▸ **Excerpted data**
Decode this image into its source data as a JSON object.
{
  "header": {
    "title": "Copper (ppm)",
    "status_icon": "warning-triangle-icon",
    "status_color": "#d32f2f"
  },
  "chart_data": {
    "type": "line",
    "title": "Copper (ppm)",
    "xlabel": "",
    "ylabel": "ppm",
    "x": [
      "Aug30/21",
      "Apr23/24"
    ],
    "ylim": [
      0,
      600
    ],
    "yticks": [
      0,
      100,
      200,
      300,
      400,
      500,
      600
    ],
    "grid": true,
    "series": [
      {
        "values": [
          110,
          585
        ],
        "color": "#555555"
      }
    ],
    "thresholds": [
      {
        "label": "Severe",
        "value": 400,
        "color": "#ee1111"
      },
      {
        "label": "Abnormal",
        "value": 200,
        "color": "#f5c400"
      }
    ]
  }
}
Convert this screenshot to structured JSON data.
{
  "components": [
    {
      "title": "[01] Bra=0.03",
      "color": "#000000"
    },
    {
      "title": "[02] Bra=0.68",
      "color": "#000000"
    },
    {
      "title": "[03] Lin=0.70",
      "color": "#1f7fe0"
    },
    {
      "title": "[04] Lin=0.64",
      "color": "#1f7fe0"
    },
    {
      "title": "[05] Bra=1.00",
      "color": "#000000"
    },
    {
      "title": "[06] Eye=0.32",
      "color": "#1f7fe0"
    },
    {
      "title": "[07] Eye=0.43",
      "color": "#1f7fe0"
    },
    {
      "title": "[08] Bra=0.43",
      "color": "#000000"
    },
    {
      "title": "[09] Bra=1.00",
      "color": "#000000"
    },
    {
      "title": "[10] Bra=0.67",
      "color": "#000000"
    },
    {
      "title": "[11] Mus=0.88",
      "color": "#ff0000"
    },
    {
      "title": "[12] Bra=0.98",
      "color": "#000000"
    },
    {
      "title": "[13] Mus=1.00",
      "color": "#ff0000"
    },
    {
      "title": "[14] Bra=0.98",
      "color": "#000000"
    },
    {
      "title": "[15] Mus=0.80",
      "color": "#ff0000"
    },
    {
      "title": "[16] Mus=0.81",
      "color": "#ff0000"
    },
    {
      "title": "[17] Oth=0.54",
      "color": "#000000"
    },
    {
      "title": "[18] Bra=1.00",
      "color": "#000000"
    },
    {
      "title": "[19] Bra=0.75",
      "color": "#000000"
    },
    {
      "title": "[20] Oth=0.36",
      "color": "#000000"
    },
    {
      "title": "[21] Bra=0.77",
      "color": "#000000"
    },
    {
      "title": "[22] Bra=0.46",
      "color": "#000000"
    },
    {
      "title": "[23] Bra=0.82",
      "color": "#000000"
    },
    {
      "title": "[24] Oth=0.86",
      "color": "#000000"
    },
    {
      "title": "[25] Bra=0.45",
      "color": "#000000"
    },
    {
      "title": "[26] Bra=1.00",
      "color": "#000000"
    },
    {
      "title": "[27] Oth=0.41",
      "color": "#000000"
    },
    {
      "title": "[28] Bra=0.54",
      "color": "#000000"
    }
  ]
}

▸ **Written instruction**
Write out every line from the records above, word for word.

▸ **Written answer**
Decode this image into its source data as a JSON object.
{
  "header": {
    "title": "Copper (ppm)",
    "status_icon": "warning-triangle-icon",
    "status_color": "#d32f2f"
  },
  "chart_data": {
    "type": "line",
    "title": "Copper (ppm)",
    "xlabel": "",
    "ylabel": "ppm",
    "x": [
      "Aug30/21",
      "Apr23/24"
    ],
    "ylim": [
      0,
      600
    ],
    "yticks": [
      0,
      100,
      200,
      300,
      400,
      500,
      600
    ],
    "grid": true,
    "series": [
      {
        "values": [
          110,
          585
        ],
        "color": "#555555"
      }
    ],
    "thresholds": [
      {
        "label": "Severe",
        "value": 400,
        "color": "#ee1111"
      },
      {
        "label": "Abnormal",
        "value": 200,
        "color": "#f5c400"
      }
    ]
  }
}
Convert this screenshot to structured JSON data.
{
  "components": [
    {
      "title": "[01] Bra=0.03",
      "color": "#000000"
    },
    {
      "title": "[02] Bra=0.68",
      "color": "#000000"
    },
    {
      "title": "[03] Lin=0.70",
      "color": "#1f7fe0"
    },
    {
      "title": "[04] Lin=0.64",
      "color": "#1f7fe0"
    },
    {
      "title": "[05] Bra=1.00",
      "color": "#000000"
    },
    {
      "title": "[06] Eye=0.32",
      "color": "#1f7fe0"
    },
    {
      "title": "[07] Eye=0.43",
      "color": "#1f7fe0"
    },
    {
      "title": "[08] Bra=0.43",
      "color": "#000000"
    },
    {
      "title": "[09] Bra=1.00",
      "color": "#000000"
    },
    {
      "title": "[10] Bra=0.67",
      "color": "#000000"
    },
    {
      "title": "[11] Mus=0.88",
      "color": "#ff0000"
    },
    {
      "title": "[12] Bra=0.98",
      "color": "#000000"
    },
    {
      "title": "[13] Mus=1.00",
      "color": "#ff0000"
    },
    {
      "title": "[14] Bra=0.98",
      "color": "#000000"
    },
    {
      "title": "[15] Mus=0.80",
      "color": "#ff0000"
    },
    {
      "title": "[16] Mus=0.81",
      "color": "#ff0000"
    },
    {
      "title": "[17] Oth=0.54",
      "color": "#000000"
    },
    {
      "title": "[18] Bra=1.00",
      "color": "#000000"
    },
    {
      "title": "[19] Bra=0.75",
      "color": "#000000"
    },
    {
      "title": "[20] Oth=0.36",
      "color": "#000000"
    },
    {
      "title": "[21] Bra=0.77",
      "color": "#000000"
    },
    {
      "title": "[22] Bra=0.46",
      "color": "#000000"
    },
    {
      "title": "[23] Bra=0.82",
      "color": "#000000"
    },
    {
      "title": "[24] Oth=0.86",
      "color": "#000000"
    },
    {
      "title": "[25] Bra=0.45",
      "color": "#000000"
    },
    {
      "title": "[26] Bra=1.00",
      "color": "#000000"
    },
    {
      "title": "[27] Oth=0.41",
      "color": "#000000"
    },
    {
      "title": "[28] Bra=0.54",
      "color": "#000000"
    }
  ]
}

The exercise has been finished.